* _Goal of the exercise_
Extract the records in full, leaving every picture out.
* * * *
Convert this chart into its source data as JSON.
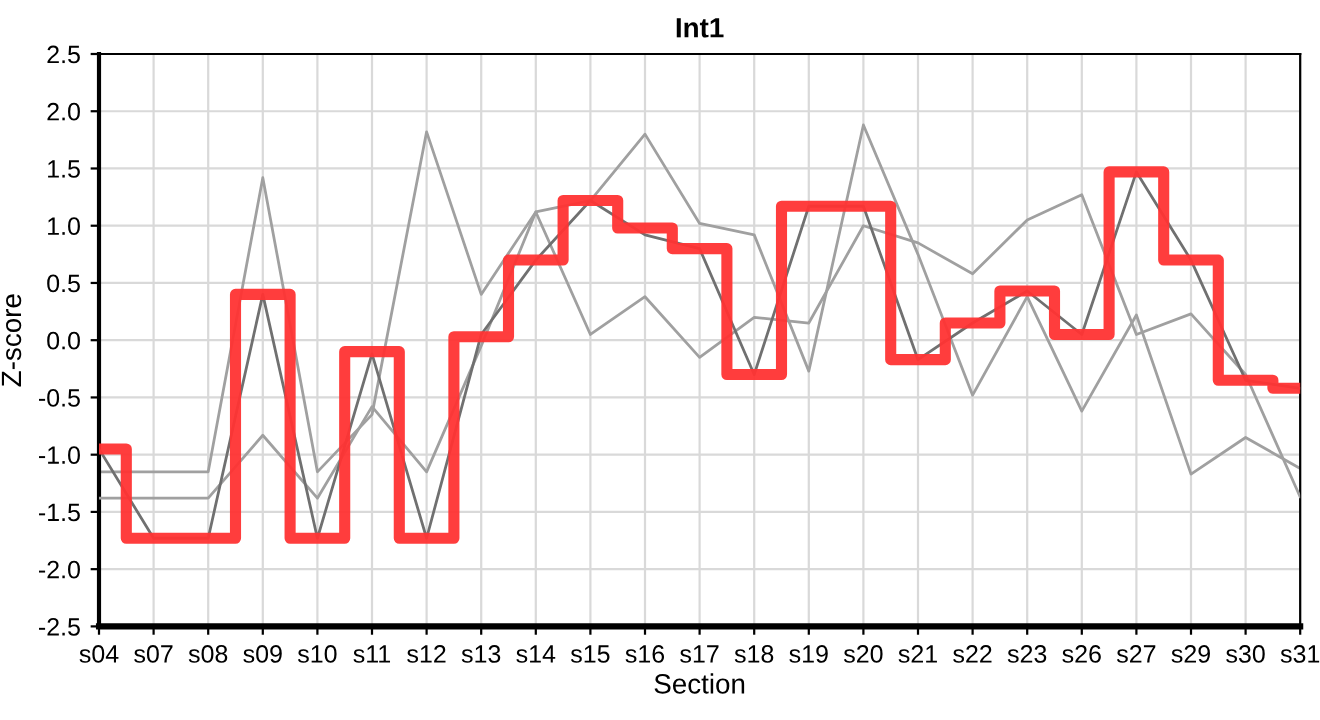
{
  "chart_data": {
    "type": "line",
    "title": "Int1",
    "xlabel": "Section",
    "ylabel": "Z-score",
    "categories": [
      "s04",
      "s07",
      "s08",
      "s09",
      "s10",
      "s11",
      "s12",
      "s13",
      "s14",
      "s15",
      "s16",
      "s17",
      "s18",
      "s19",
      "s20",
      "s21",
      "s22",
      "s23",
      "s26",
      "s27",
      "s29",
      "s30",
      "s31"
    ],
    "series": [
      {
        "color": "#a0a0a0",
        "values": [
          -1.15,
          -1.15,
          -1.15,
          1.42,
          -1.15,
          -0.65,
          1.82,
          0.4,
          1.12,
          1.22,
          1.8,
          1.02,
          0.92,
          -0.27,
          1.88,
          0.75,
          -0.48,
          0.38,
          -0.62,
          0.22,
          -1.17,
          -0.85,
          -1.12
        ]
      },
      {
        "color": "#a0a0a0",
        "values": [
          -1.38,
          -1.38,
          -1.38,
          -0.83,
          -1.38,
          -0.58,
          -1.15,
          -0.05,
          1.12,
          0.05,
          0.38,
          -0.15,
          0.2,
          0.15,
          1.0,
          0.85,
          0.58,
          1.05,
          1.27,
          0.05,
          0.23,
          -0.3,
          -1.37
        ]
      },
      {
        "color": "#707070",
        "values": [
          -0.95,
          -1.73,
          -1.73,
          0.4,
          -1.73,
          -0.12,
          -1.73,
          0.05,
          0.7,
          1.22,
          0.92,
          0.8,
          -0.3,
          1.17,
          1.17,
          -0.17,
          0.15,
          0.43,
          0.05,
          1.47,
          0.7,
          -0.35,
          -0.42
        ]
      },
      {
        "type": "step",
        "color": "#ff3333",
        "values": [
          -0.95,
          -1.73,
          -1.73,
          0.4,
          -1.73,
          -0.1,
          -1.73,
          0.03,
          0.7,
          1.22,
          0.98,
          0.8,
          -0.3,
          1.17,
          1.17,
          -0.17,
          0.15,
          0.43,
          0.05,
          1.47,
          0.7,
          -0.35,
          -0.42
        ]
      }
    ],
    "ylim": [
      -2.5,
      2.5
    ],
    "yticks": [
      {
        "value": -2.5,
        "label": "-2.5"
      },
      {
        "value": -2,
        "label": "-2.0"
      },
      {
        "value": -1.5,
        "label": "-1.5"
      },
      {
        "value": -1,
        "label": "-1.0"
      },
      {
        "value": -0.5,
        "label": "-0.5"
      },
      {
        "value": 0,
        "label": "0.0"
      },
      {
        "value": 0.5,
        "label": "0.5"
      },
      {
        "value": 1,
        "label": "1.0"
      },
      {
        "value": 1.5,
        "label": "1.5"
      },
      {
        "value": 2,
        "label": "2.0"
      },
      {
        "value": 2.5,
        "label": "2.5"
      }
    ],
    "grid": true,
    "marker": "none",
    "line_style": "solid"
  }
}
* * * *
* _Response below_
Convert this chart into its source data as JSON.
{
  "chart_data": {
    "type": "line",
    "title": "Int1",
    "xlabel": "Section",
    "ylabel": "Z-score",
    "categories": [
      "s04",
      "s07",
      "s08",
      "s09",
      "s10",
      "s11",
      "s12",
      "s13",
      "s14",
      "s15",
      "s16",
      "s17",
      "s18",
      "s19",
      "s20",
      "s21",
      "s22",
      "s23",
      "s26",
      "s27",
      "s29",
      "s30",
      "s31"
    ],
    "series": [
      {
        "color": "#a0a0a0",
        "values": [
          -1.15,
          -1.15,
          -1.15,
          1.42,
          -1.15,
          -0.65,
          1.82,
          0.4,
          1.12,
          1.22,
          1.8,
          1.02,
          0.92,
          -0.27,
          1.88,
          0.75,
          -0.48,
          0.38,
          -0.62,
          0.22,
          -1.17,
          -0.85,
          -1.12
        ]
      },
      {
        "color": "#a0a0a0",
        "values": [
          -1.38,
          -1.38,
          -1.38,
          -0.83,
          -1.38,
          -0.58,
          -1.15,
          -0.05,
          1.12,
          0.05,
          0.38,
          -0.15,
          0.2,
          0.15,
          1.0,
          0.85,
          0.58,
          1.05,
          1.27,
          0.05,
          0.23,
          -0.3,
          -1.37
        ]
      },
      {
        "color": "#707070",
        "values": [
          -0.95,
          -1.73,
          -1.73,
          0.4,
          -1.73,
          -0.12,
          -1.73,
          0.05,
          0.7,
          1.22,
          0.92,
          0.8,
          -0.3,
          1.17,
          1.17,
          -0.17,
          0.15,
          0.43,
          0.05,
          1.47,
          0.7,
          -0.35,
          -0.42
        ]
      },
      {
        "type": "step",
        "color": "#ff3333",
        "values": [
          -0.95,
          -1.73,
          -1.73,
          0.4,
          -1.73,
          -0.1,
          -1.73,
          0.03,
          0.7,
          1.22,
          0.98,
          0.8,
          -0.3,
          1.17,
          1.17,
          -0.17,
          0.15,
          0.43,
          0.05,
          1.47,
          0.7,
          -0.35,
          -0.42
        ]
      }
    ],
    "ylim": [
      -2.5,
      2.5
    ],
    "yticks": [
      {
        "value": -2.5,
        "label": "-2.5"
      },
      {
        "value": -2,
        "label": "-2.0"
      },
      {
        "value": -1.5,
        "label": "-1.5"
      },
      {
        "value": -1,
        "label": "-1.0"
      },
      {
        "value": -0.5,
        "label": "-0.5"
      },
      {
        "value": 0,
        "label": "0.0"
      },
      {
        "value": 0.5,
        "label": "0.5"
      },
      {
        "value": 1,
        "label": "1.0"
      },
      {
        "value": 1.5,
        "label": "1.5"
      },
      {
        "value": 2,
        "label": "2.0"
      },
      {
        "value": 2.5,
        "label": "2.5"
      }
    ],
    "grid": true,
    "marker": "none",
    "line_style": "solid"
  }
}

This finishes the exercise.